--- start Given entries ---
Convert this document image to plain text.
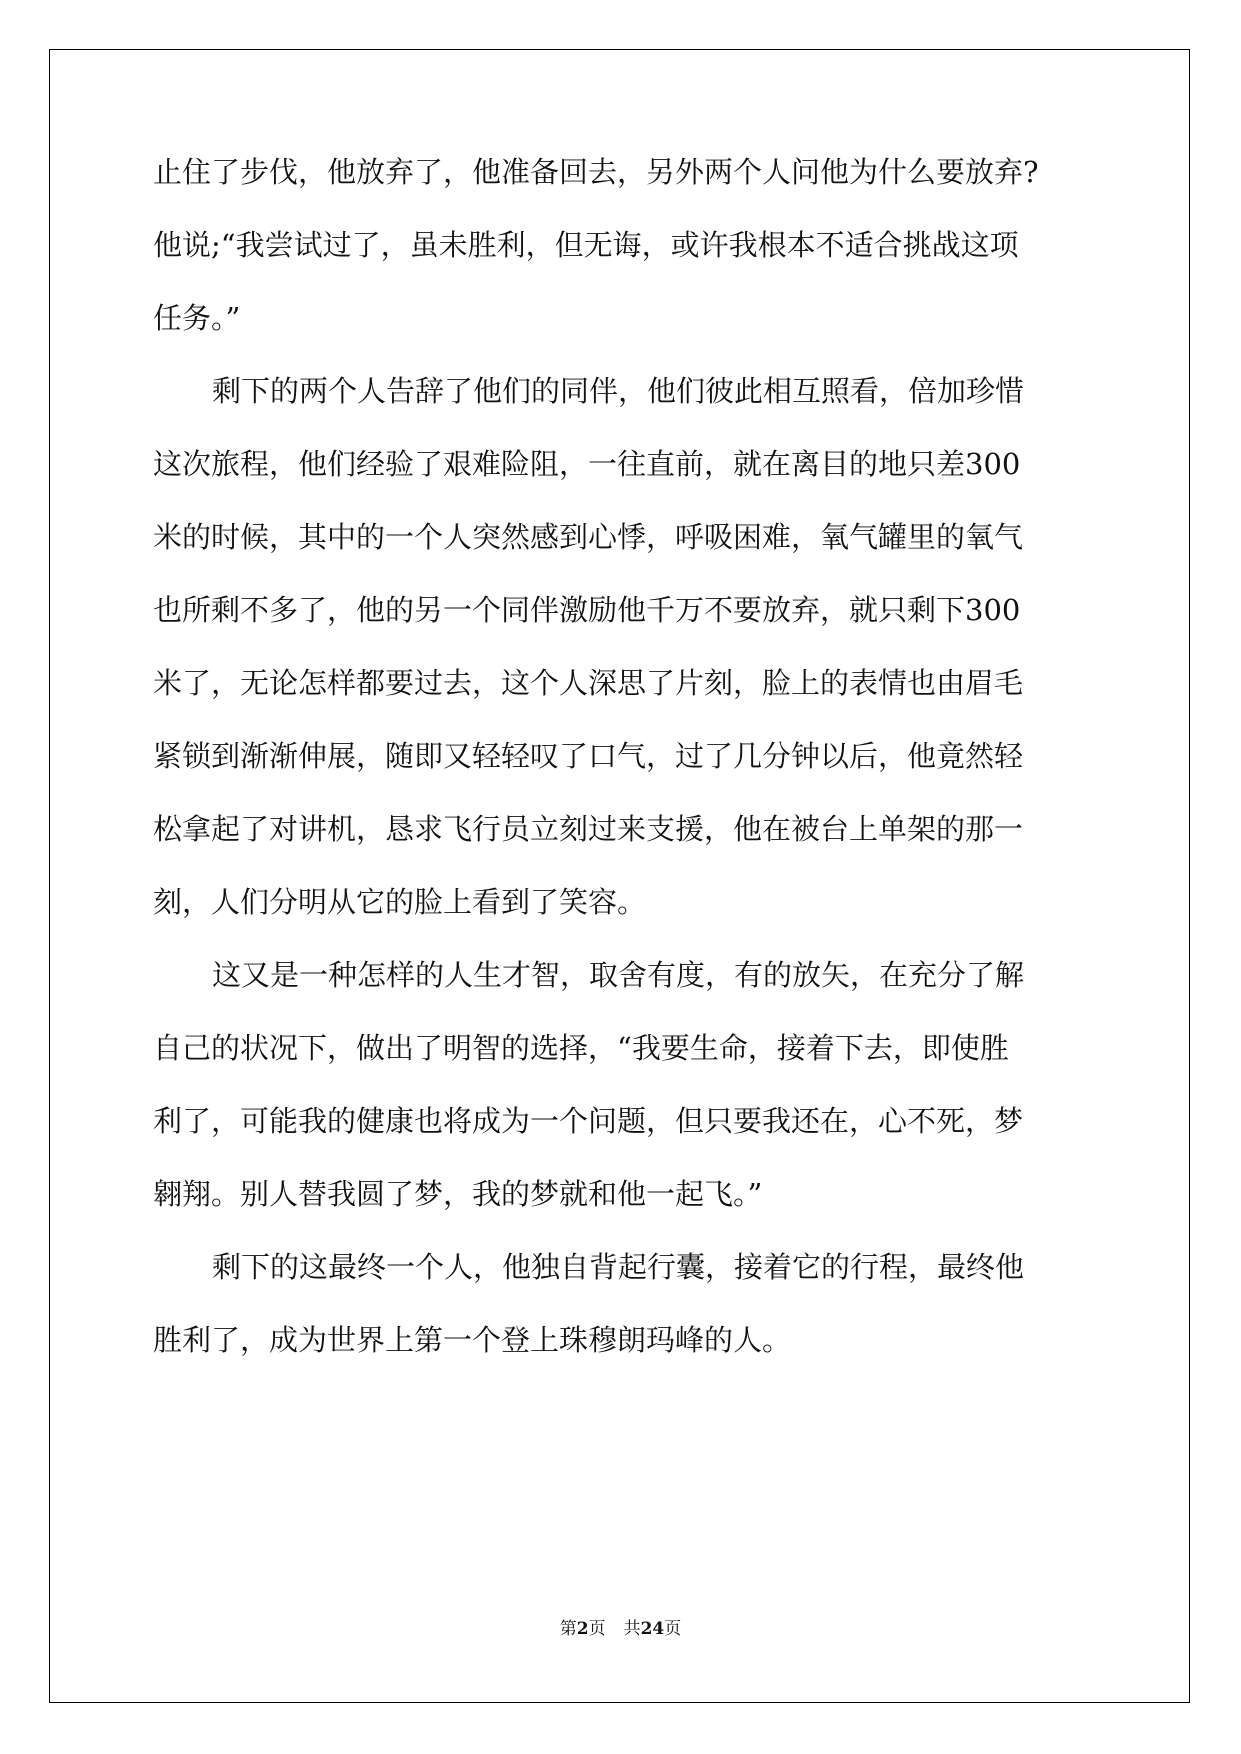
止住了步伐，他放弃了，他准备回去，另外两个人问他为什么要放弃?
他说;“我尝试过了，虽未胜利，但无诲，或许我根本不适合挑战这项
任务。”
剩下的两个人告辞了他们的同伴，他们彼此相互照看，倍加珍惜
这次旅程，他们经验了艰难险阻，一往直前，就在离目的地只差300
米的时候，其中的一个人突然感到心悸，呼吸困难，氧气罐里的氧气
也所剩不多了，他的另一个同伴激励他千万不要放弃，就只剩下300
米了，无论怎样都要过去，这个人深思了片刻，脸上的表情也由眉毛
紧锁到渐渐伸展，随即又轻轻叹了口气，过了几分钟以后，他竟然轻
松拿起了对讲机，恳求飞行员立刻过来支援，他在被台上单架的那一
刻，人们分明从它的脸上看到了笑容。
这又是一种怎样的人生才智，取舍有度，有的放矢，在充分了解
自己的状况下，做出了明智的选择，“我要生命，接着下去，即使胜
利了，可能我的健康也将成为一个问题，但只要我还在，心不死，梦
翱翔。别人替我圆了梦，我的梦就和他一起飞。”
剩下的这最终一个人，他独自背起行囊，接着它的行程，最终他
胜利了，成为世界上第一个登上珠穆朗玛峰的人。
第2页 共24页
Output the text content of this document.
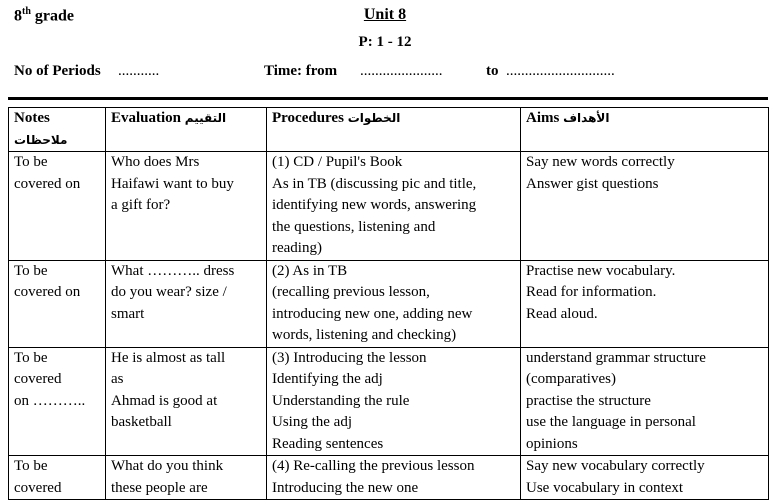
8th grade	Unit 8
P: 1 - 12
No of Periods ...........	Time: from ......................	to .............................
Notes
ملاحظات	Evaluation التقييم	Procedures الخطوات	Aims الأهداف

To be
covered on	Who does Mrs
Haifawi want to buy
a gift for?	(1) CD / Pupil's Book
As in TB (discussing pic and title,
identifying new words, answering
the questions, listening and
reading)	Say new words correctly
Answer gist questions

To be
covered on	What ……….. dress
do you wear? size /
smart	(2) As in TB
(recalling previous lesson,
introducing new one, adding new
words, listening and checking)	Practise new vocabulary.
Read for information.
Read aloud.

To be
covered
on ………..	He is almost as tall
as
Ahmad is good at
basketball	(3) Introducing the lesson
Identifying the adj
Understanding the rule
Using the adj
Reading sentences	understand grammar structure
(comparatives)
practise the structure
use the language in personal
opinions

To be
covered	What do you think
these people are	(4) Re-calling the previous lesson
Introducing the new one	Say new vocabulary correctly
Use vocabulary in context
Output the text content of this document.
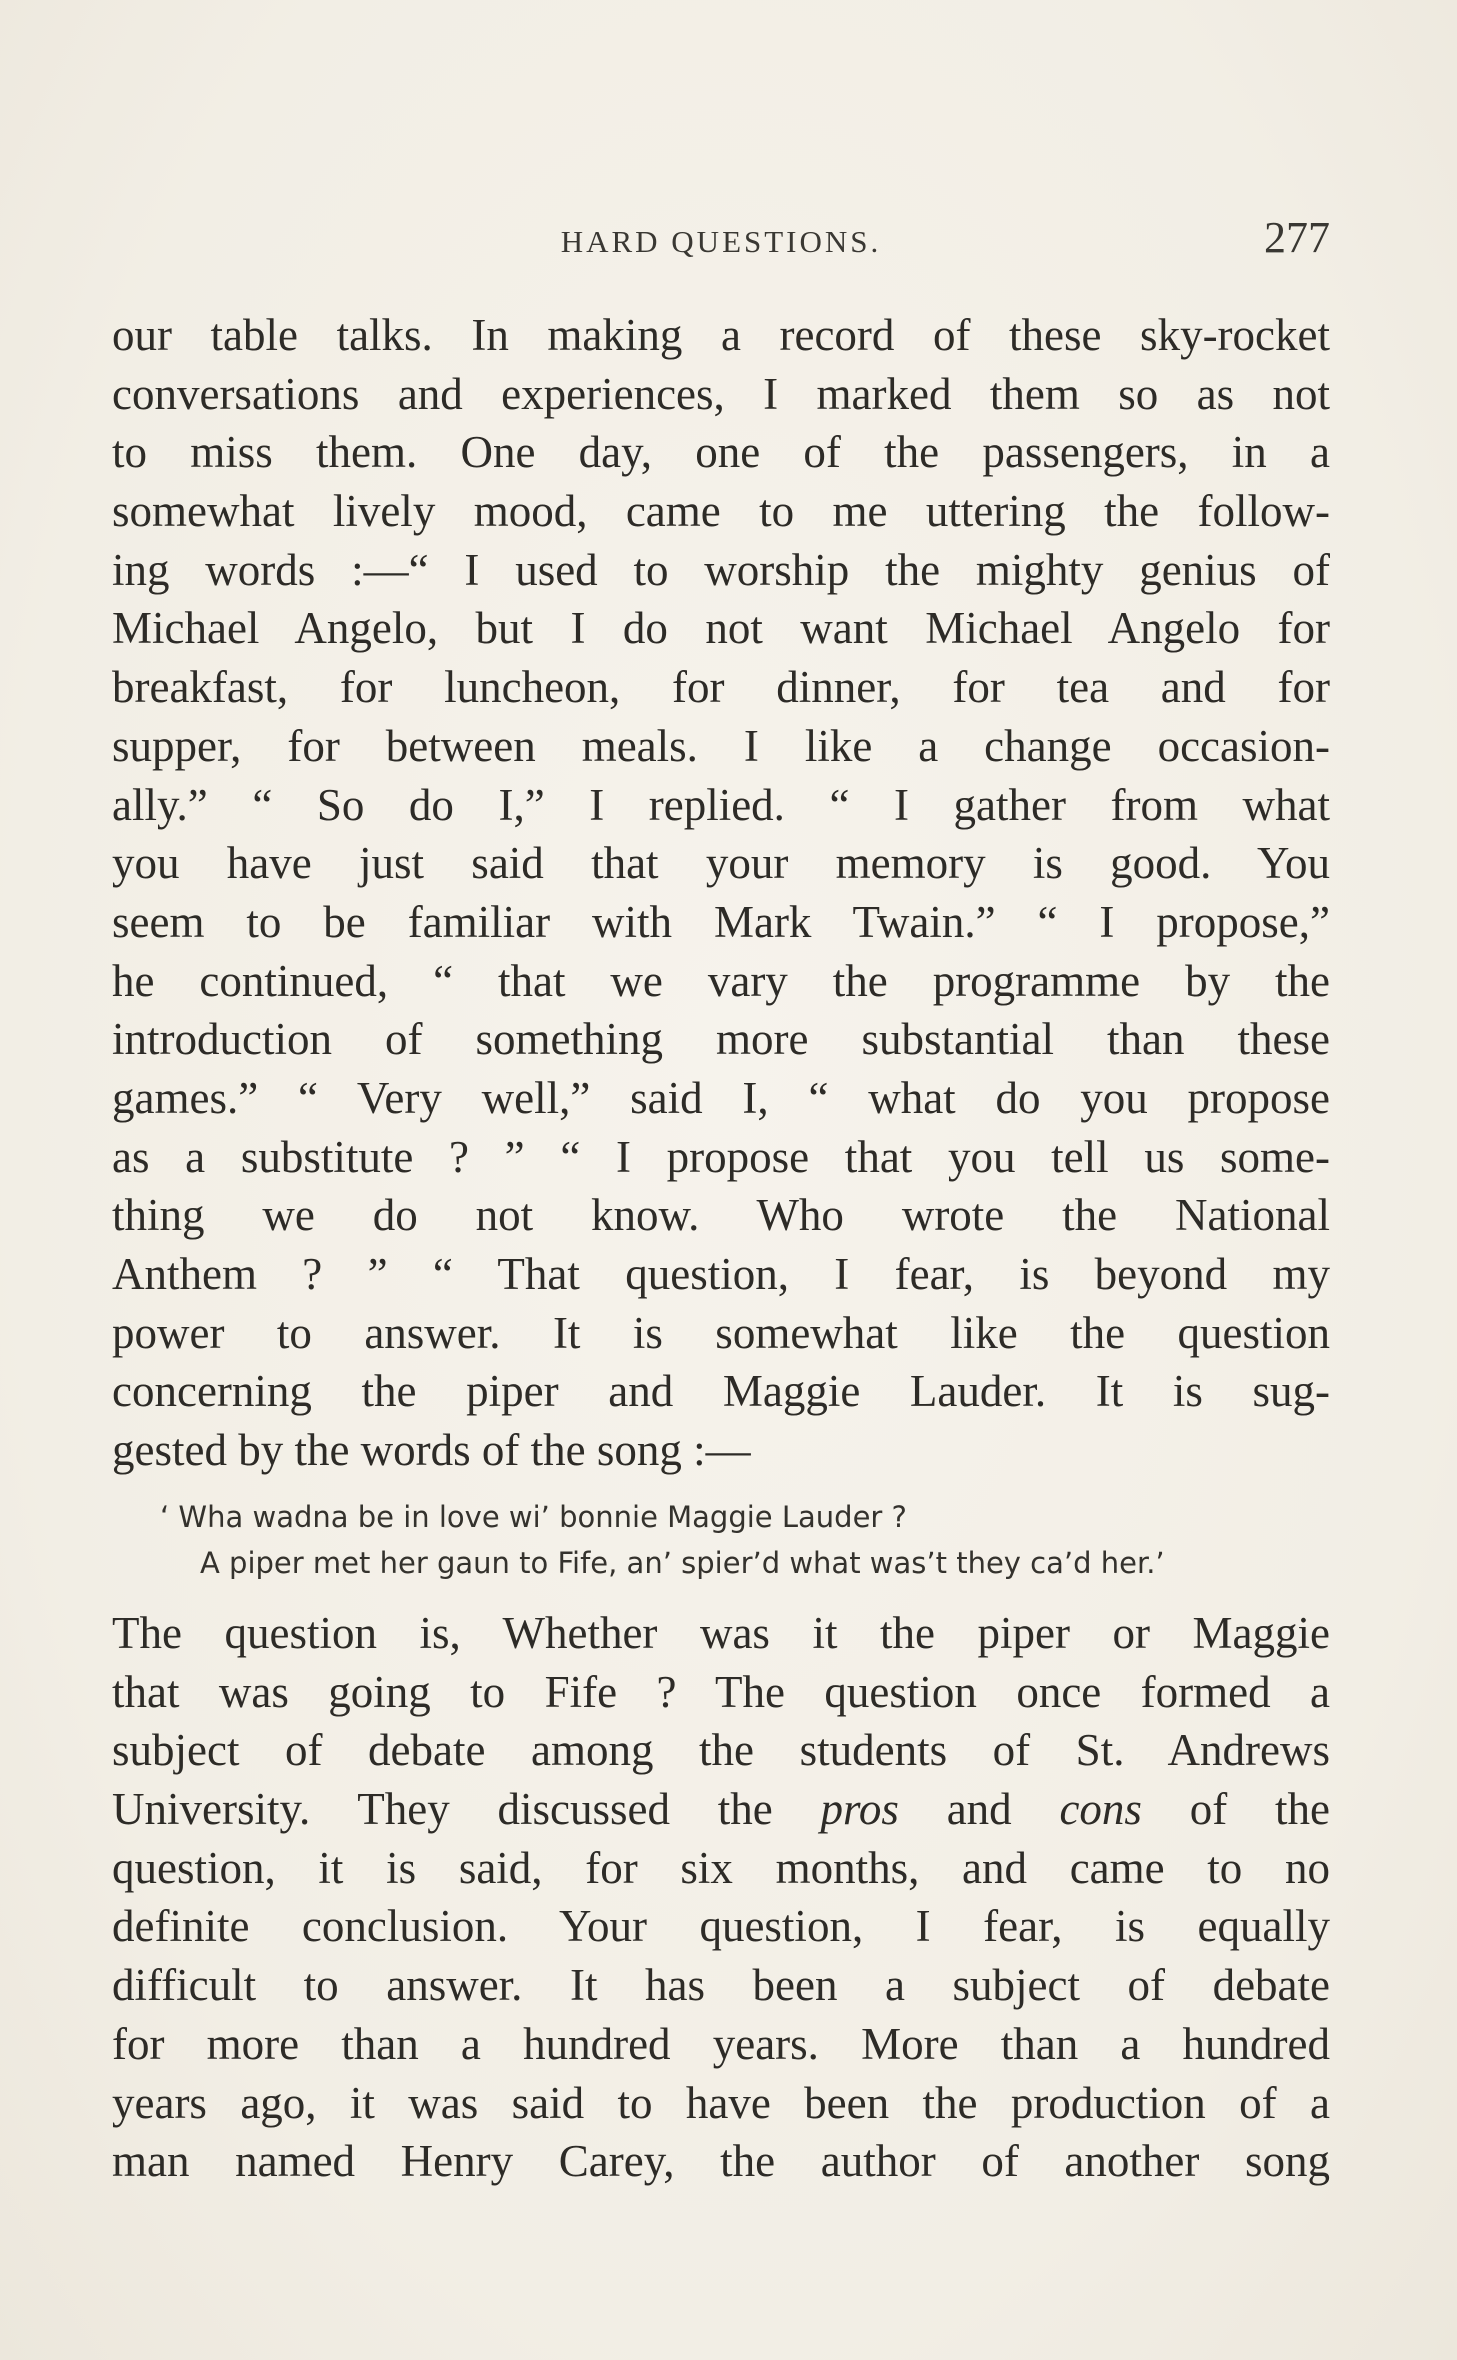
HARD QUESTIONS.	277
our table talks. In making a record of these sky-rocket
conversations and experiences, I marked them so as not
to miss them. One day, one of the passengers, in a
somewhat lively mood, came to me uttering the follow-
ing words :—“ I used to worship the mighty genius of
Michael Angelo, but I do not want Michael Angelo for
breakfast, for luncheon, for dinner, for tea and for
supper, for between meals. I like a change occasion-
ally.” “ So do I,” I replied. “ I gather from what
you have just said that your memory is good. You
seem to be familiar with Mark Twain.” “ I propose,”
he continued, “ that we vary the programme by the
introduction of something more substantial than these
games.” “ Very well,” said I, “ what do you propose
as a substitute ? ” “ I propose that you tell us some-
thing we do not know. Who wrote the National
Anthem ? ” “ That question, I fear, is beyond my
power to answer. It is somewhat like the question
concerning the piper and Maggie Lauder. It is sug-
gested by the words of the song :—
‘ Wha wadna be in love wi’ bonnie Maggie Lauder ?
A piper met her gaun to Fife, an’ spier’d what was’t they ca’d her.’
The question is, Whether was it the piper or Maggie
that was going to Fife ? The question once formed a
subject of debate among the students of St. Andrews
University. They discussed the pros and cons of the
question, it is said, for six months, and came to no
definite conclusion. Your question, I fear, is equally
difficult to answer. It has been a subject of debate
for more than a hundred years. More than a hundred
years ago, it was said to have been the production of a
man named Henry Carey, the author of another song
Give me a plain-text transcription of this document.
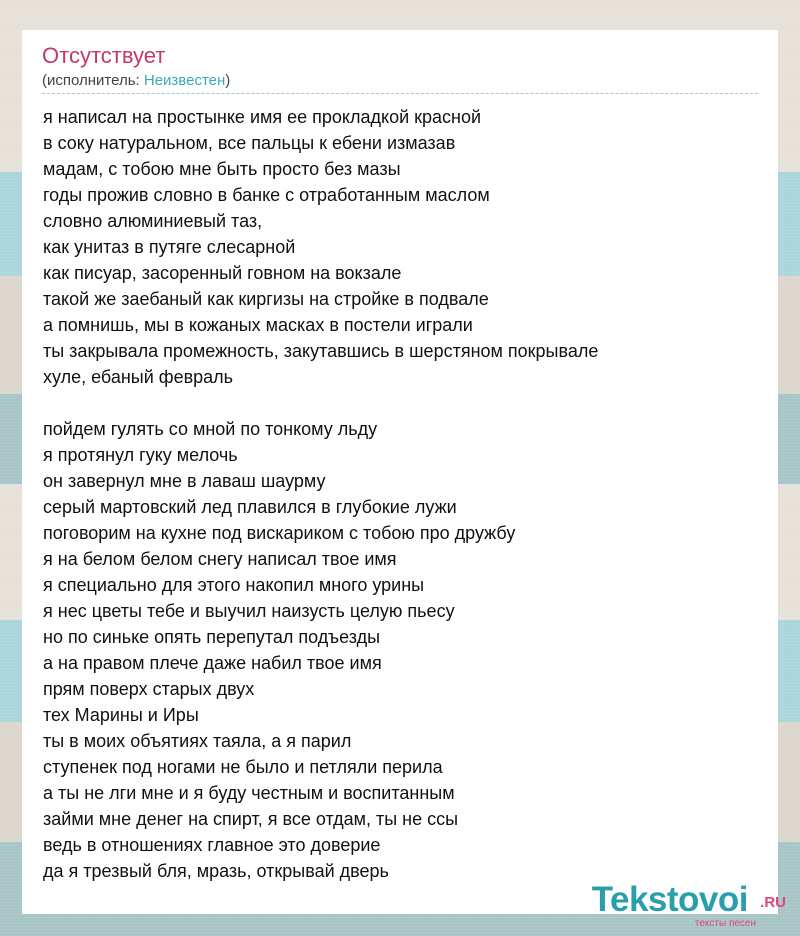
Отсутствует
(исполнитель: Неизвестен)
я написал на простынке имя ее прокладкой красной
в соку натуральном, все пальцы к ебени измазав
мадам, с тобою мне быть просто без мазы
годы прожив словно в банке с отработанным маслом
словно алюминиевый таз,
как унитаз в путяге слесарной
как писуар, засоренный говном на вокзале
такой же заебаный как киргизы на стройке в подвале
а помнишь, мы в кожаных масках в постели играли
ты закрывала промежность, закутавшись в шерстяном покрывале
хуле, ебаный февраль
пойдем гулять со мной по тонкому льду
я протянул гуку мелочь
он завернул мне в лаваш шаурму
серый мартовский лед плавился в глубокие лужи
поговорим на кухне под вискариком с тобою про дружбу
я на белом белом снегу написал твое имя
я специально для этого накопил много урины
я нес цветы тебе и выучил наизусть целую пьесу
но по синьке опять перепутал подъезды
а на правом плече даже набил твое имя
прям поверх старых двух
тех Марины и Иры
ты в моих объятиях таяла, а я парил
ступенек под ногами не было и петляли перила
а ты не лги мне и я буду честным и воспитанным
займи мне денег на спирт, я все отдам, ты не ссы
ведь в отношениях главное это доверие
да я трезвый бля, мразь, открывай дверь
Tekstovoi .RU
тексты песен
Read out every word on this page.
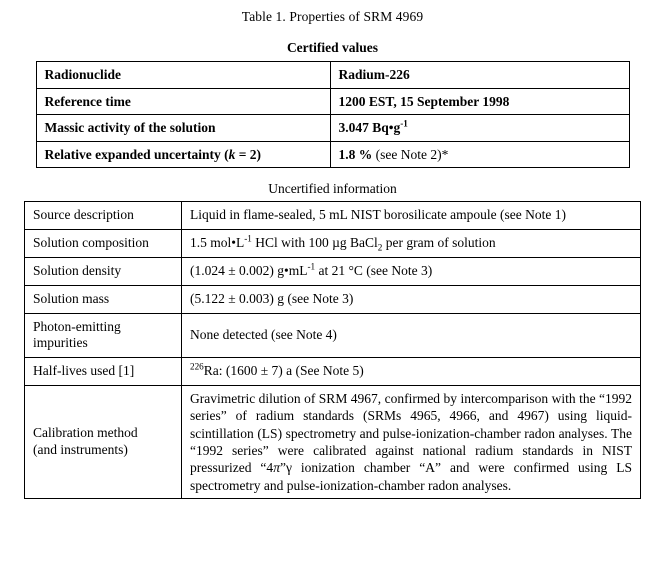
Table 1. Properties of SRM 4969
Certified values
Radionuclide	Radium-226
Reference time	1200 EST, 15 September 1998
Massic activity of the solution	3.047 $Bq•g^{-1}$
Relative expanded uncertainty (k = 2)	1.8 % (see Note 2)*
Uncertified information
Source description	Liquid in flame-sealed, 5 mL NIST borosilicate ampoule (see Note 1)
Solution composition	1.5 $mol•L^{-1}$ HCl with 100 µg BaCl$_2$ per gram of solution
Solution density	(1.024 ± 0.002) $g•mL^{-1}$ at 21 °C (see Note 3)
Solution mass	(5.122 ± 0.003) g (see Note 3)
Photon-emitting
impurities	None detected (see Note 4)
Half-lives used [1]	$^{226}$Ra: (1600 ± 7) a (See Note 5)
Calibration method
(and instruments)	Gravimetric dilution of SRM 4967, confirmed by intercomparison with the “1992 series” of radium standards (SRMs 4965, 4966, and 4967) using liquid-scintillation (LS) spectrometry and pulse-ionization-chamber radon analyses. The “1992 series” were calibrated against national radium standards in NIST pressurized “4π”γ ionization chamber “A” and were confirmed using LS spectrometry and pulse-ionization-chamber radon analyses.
--- end Given entries ---
**What is required:**
Reproduce each line holding the word "vocabulary".

**Complete answer:**
words, listening and checking)	Practise new vocabulary.
Introducing the new one	Say new vocabulary correctly
Use vocabulary in context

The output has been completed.